* [Exercise input]:
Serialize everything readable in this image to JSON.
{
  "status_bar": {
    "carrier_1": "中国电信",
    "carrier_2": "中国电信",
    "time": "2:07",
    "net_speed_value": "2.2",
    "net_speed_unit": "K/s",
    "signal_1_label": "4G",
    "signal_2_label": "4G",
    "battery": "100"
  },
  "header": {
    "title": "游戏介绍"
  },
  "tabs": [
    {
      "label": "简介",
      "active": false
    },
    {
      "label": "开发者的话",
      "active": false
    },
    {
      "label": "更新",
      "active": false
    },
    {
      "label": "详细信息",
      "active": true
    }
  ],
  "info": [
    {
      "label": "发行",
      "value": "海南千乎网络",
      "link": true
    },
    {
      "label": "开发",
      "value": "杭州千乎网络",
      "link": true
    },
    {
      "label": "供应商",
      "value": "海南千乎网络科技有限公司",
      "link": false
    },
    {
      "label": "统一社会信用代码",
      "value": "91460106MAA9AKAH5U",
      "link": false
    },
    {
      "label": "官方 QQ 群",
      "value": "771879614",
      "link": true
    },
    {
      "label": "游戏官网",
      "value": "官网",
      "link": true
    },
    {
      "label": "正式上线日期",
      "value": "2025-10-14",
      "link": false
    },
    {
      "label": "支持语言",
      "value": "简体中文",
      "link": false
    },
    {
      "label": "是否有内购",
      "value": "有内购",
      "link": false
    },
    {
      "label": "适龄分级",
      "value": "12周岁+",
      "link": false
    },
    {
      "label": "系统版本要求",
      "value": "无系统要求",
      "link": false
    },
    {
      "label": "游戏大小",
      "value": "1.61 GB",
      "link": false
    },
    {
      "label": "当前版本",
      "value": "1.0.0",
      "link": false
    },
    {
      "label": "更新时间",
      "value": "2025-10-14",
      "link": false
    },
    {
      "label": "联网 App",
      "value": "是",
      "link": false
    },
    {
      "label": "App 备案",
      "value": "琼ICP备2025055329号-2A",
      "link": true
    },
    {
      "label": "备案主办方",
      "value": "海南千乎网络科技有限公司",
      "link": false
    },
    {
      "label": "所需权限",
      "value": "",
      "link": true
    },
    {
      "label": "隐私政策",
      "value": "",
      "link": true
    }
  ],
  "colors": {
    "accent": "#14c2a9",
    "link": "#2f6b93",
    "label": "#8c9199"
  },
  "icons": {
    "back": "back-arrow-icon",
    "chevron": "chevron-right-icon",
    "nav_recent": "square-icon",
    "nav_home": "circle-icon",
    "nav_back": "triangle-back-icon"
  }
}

* [Work to be completed]:
All the data must be duplicated exactly, with nothing added or removed.

* [Solution to this problem]:
Serialize everything readable in this image to JSON.
{
  "status_bar": {
    "carrier_1": "中国电信",
    "carrier_2": "中国电信",
    "time": "2:07",
    "net_speed_value": "2.2",
    "net_speed_unit": "K/s",
    "signal_1_label": "4G",
    "signal_2_label": "4G",
    "battery": "100"
  },
  "header": {
    "title": "游戏介绍"
  },
  "tabs": [
    {
      "label": "简介",
      "active": false
    },
    {
      "label": "开发者的话",
      "active": false
    },
    {
      "label": "更新",
      "active": false
    },
    {
      "label": "详细信息",
      "active": true
    }
  ],
  "info": [
    {
      "label": "发行",
      "value": "海南千乎网络",
      "link": true
    },
    {
      "label": "开发",
      "value": "杭州千乎网络",
      "link": true
    },
    {
      "label": "供应商",
      "value": "海南千乎网络科技有限公司",
      "link": false
    },
    {
      "label": "统一社会信用代码",
      "value": "91460106MAA9AKAH5U",
      "link": false
    },
    {
      "label": "官方 QQ 群",
      "value": "771879614",
      "link": true
    },
    {
      "label": "游戏官网",
      "value": "官网",
      "link": true
    },
    {
      "label": "正式上线日期",
      "value": "2025-10-14",
      "link": false
    },
    {
      "label": "支持语言",
      "value": "简体中文",
      "link": false
    },
    {
      "label": "是否有内购",
      "value": "有内购",
      "link": false
    },
    {
      "label": "适龄分级",
      "value": "12周岁+",
      "link": false
    },
    {
      "label": "系统版本要求",
      "value": "无系统要求",
      "link": false
    },
    {
      "label": "游戏大小",
      "value": "1.61 GB",
      "link": false
    },
    {
      "label": "当前版本",
      "value": "1.0.0",
      "link": false
    },
    {
      "label": "更新时间",
      "value": "2025-10-14",
      "link": false
    },
    {
      "label": "联网 App",
      "value": "是",
      "link": false
    },
    {
      "label": "App 备案",
      "value": "琼ICP备2025055329号-2A",
      "link": true
    },
    {
      "label": "备案主办方",
      "value": "海南千乎网络科技有限公司",
      "link": false
    },
    {
      "label": "所需权限",
      "value": "",
      "link": true
    },
    {
      "label": "隐私政策",
      "value": "",
      "link": true
    }
  ],
  "colors": {
    "accent": "#14c2a9",
    "link": "#2f6b93",
    "label": "#8c9199"
  },
  "icons": {
    "back": "back-arrow-icon",
    "chevron": "chevron-right-icon",
    "nav_recent": "square-icon",
    "nav_home": "circle-icon",
    "nav_back": "triangle-back-icon"
  }
}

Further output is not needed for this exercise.